### EXCERPTED DATA
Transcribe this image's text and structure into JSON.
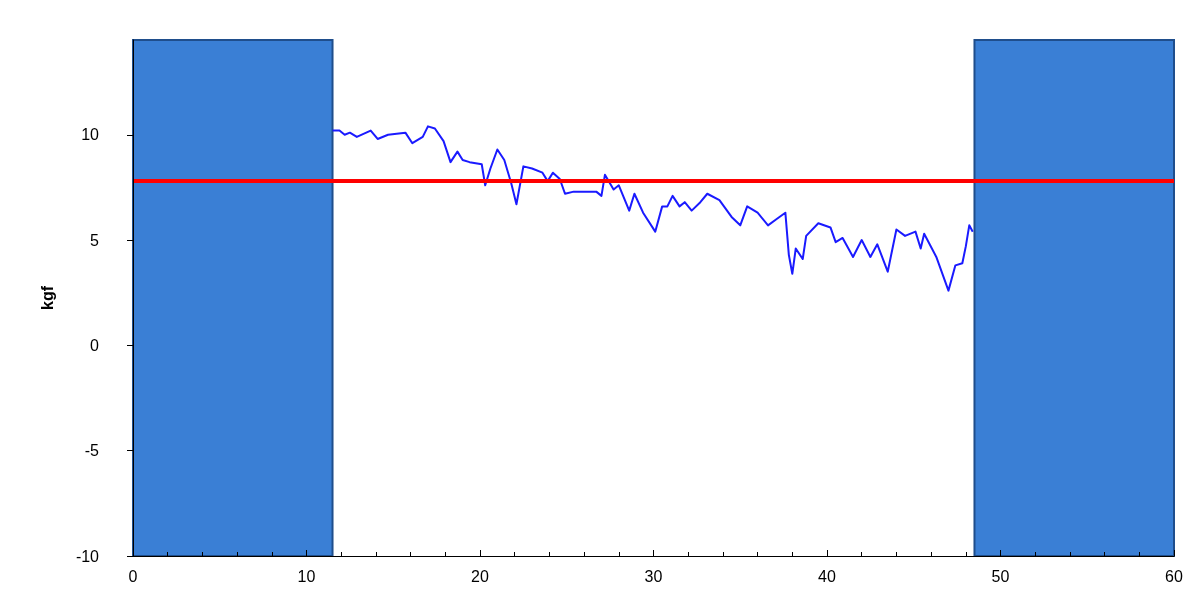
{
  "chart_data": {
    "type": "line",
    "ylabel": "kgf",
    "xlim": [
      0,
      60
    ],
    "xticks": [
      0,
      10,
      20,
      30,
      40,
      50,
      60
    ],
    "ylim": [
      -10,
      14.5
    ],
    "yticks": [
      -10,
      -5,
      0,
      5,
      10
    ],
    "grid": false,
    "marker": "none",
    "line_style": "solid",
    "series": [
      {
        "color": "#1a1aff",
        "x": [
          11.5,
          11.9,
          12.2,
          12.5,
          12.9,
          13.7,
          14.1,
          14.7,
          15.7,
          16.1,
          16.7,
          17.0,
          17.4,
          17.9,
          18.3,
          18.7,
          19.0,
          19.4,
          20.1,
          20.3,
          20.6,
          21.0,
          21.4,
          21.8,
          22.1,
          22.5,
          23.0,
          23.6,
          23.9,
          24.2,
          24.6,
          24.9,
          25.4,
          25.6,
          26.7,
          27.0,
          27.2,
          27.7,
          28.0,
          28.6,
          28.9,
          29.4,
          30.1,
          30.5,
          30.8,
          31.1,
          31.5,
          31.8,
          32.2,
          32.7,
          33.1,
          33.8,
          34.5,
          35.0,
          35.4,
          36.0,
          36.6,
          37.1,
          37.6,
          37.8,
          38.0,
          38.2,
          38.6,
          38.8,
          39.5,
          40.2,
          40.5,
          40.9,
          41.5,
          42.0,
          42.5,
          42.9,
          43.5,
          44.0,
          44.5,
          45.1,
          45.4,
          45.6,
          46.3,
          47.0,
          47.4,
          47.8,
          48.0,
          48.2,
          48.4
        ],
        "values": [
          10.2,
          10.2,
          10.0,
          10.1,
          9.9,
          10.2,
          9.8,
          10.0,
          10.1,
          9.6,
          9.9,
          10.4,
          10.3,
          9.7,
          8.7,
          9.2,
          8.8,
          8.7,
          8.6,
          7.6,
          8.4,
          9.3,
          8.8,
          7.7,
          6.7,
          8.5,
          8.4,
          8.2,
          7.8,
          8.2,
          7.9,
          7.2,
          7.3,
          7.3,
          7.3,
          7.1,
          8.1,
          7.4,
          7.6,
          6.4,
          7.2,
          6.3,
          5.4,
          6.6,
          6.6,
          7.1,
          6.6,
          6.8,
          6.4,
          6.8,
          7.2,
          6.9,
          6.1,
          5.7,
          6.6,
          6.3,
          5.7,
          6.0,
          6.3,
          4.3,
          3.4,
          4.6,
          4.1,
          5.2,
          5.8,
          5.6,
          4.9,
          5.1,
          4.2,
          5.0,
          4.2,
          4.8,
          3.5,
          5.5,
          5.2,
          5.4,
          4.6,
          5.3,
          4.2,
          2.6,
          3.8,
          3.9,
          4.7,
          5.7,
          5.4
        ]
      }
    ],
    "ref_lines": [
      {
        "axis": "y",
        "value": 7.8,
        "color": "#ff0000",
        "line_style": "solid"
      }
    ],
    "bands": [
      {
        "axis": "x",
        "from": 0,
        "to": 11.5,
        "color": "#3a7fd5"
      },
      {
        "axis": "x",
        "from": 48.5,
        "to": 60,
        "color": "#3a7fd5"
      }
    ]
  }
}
######
- [TASK GOAL] Without the pictures, write out the whole listing above exactly as it appears.

- [EXPECTED ANSWER]
Transcribe this image's text and structure into JSON.
{
  "chart_data": {
    "type": "line",
    "ylabel": "kgf",
    "xlim": [
      0,
      60
    ],
    "xticks": [
      0,
      10,
      20,
      30,
      40,
      50,
      60
    ],
    "ylim": [
      -10,
      14.5
    ],
    "yticks": [
      -10,
      -5,
      0,
      5,
      10
    ],
    "grid": false,
    "marker": "none",
    "line_style": "solid",
    "series": [
      {
        "color": "#1a1aff",
        "x": [
          11.5,
          11.9,
          12.2,
          12.5,
          12.9,
          13.7,
          14.1,
          14.7,
          15.7,
          16.1,
          16.7,
          17.0,
          17.4,
          17.9,
          18.3,
          18.7,
          19.0,
          19.4,
          20.1,
          20.3,
          20.6,
          21.0,
          21.4,
          21.8,
          22.1,
          22.5,
          23.0,
          23.6,
          23.9,
          24.2,
          24.6,
          24.9,
          25.4,
          25.6,
          26.7,
          27.0,
          27.2,
          27.7,
          28.0,
          28.6,
          28.9,
          29.4,
          30.1,
          30.5,
          30.8,
          31.1,
          31.5,
          31.8,
          32.2,
          32.7,
          33.1,
          33.8,
          34.5,
          35.0,
          35.4,
          36.0,
          36.6,
          37.1,
          37.6,
          37.8,
          38.0,
          38.2,
          38.6,
          38.8,
          39.5,
          40.2,
          40.5,
          40.9,
          41.5,
          42.0,
          42.5,
          42.9,
          43.5,
          44.0,
          44.5,
          45.1,
          45.4,
          45.6,
          46.3,
          47.0,
          47.4,
          47.8,
          48.0,
          48.2,
          48.4
        ],
        "values": [
          10.2,
          10.2,
          10.0,
          10.1,
          9.9,
          10.2,
          9.8,
          10.0,
          10.1,
          9.6,
          9.9,
          10.4,
          10.3,
          9.7,
          8.7,
          9.2,
          8.8,
          8.7,
          8.6,
          7.6,
          8.4,
          9.3,
          8.8,
          7.7,
          6.7,
          8.5,
          8.4,
          8.2,
          7.8,
          8.2,
          7.9,
          7.2,
          7.3,
          7.3,
          7.3,
          7.1,
          8.1,
          7.4,
          7.6,
          6.4,
          7.2,
          6.3,
          5.4,
          6.6,
          6.6,
          7.1,
          6.6,
          6.8,
          6.4,
          6.8,
          7.2,
          6.9,
          6.1,
          5.7,
          6.6,
          6.3,
          5.7,
          6.0,
          6.3,
          4.3,
          3.4,
          4.6,
          4.1,
          5.2,
          5.8,
          5.6,
          4.9,
          5.1,
          4.2,
          5.0,
          4.2,
          4.8,
          3.5,
          5.5,
          5.2,
          5.4,
          4.6,
          5.3,
          4.2,
          2.6,
          3.8,
          3.9,
          4.7,
          5.7,
          5.4
        ]
      }
    ],
    "ref_lines": [
      {
        "axis": "y",
        "value": 7.8,
        "color": "#ff0000",
        "line_style": "solid"
      }
    ],
    "bands": [
      {
        "axis": "x",
        "from": 0,
        "to": 11.5,
        "color": "#3a7fd5"
      },
      {
        "axis": "x",
        "from": 48.5,
        "to": 60,
        "color": "#3a7fd5"
      }
    ]
  }
}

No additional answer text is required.